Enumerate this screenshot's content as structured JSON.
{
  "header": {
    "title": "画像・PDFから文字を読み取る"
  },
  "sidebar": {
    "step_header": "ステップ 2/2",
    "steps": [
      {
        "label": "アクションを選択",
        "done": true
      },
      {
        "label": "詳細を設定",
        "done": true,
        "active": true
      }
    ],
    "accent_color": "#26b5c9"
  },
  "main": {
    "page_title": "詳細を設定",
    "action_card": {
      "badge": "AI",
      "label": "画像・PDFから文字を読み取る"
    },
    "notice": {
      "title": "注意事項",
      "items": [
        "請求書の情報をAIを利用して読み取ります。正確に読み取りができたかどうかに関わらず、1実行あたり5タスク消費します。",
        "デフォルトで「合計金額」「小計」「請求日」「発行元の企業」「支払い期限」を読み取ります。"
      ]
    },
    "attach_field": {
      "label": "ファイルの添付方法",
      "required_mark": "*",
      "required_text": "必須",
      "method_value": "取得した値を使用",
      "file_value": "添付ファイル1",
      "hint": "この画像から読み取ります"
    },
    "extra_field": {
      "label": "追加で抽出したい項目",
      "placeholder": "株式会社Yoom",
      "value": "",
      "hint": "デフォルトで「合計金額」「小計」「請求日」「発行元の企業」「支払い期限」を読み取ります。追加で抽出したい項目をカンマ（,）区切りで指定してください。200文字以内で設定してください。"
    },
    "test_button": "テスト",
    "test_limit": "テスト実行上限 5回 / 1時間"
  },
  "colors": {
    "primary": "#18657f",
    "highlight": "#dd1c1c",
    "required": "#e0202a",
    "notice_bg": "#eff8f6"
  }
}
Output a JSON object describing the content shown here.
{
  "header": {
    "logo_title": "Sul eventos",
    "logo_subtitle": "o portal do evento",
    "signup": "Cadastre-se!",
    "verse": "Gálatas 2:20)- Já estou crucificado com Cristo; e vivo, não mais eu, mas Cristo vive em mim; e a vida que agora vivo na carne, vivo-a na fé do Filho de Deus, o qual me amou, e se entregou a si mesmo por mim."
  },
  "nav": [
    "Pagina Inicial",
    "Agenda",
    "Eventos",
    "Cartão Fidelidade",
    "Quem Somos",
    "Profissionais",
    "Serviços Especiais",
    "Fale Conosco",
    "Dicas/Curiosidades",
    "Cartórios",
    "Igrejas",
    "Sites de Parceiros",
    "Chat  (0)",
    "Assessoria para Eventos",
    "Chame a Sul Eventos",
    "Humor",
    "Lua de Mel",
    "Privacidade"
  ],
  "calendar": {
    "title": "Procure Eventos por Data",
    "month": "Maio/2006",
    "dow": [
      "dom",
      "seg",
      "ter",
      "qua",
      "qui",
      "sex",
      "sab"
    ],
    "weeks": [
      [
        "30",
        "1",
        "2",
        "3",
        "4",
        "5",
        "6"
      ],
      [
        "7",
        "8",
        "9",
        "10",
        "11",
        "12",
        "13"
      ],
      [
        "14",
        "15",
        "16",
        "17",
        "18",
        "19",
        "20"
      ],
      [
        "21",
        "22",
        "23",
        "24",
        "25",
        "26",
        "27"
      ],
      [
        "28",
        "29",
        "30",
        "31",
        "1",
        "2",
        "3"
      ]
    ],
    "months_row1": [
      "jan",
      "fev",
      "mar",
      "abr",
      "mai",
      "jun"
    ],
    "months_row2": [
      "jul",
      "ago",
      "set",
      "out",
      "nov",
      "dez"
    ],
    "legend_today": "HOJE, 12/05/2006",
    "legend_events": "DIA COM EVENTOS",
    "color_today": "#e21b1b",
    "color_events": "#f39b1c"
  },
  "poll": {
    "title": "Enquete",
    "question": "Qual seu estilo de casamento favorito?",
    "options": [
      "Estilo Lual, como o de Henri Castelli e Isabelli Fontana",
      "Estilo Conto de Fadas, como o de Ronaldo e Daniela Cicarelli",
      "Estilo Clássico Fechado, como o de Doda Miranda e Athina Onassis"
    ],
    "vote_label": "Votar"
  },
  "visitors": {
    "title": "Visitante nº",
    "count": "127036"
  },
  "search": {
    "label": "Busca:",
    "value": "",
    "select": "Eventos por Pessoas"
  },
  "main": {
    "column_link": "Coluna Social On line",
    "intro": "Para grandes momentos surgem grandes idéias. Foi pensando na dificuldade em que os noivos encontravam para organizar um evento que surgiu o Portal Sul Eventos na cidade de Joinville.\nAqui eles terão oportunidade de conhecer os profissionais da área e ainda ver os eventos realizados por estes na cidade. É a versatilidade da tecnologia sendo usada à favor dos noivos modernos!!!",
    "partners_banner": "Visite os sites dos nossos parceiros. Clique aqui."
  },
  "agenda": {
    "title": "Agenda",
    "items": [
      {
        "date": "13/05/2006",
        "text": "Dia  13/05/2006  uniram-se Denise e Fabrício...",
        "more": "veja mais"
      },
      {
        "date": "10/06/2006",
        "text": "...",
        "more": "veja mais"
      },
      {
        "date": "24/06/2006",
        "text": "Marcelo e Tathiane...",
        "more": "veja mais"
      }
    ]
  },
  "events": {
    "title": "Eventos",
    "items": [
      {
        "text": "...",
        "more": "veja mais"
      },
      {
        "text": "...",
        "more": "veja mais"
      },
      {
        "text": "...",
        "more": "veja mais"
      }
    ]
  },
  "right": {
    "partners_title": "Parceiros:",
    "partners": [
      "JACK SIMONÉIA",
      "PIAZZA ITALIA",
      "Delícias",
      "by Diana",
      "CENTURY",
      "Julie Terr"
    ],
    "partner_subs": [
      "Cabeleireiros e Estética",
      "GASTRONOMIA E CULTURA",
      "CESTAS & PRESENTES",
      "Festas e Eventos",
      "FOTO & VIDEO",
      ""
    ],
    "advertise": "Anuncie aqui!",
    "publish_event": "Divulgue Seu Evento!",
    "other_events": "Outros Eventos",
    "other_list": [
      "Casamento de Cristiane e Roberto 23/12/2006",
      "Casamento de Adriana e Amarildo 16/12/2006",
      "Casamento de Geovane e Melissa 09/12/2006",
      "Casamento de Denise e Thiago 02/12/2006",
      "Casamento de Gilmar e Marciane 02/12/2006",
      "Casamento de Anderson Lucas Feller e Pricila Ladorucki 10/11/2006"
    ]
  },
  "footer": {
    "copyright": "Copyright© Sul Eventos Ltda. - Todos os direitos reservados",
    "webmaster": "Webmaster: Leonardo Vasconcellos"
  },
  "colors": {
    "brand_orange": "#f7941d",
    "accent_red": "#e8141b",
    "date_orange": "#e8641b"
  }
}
━━━━
Which lines include "発行元の企業"? Copy each of them out.

RESPONSE:
        "デフォルトで「合計金額」「小計」「請求日」「発行元の企業」「支払い期限」を読み取ります。"
      "hint": "デフォルトで「合計金額」「小計」「請求日」「発行元の企業」「支払い期限」を読み取ります。追加で抽出したい項目をカンマ（,）区切りで指定してください。200文字以内で設定してください。"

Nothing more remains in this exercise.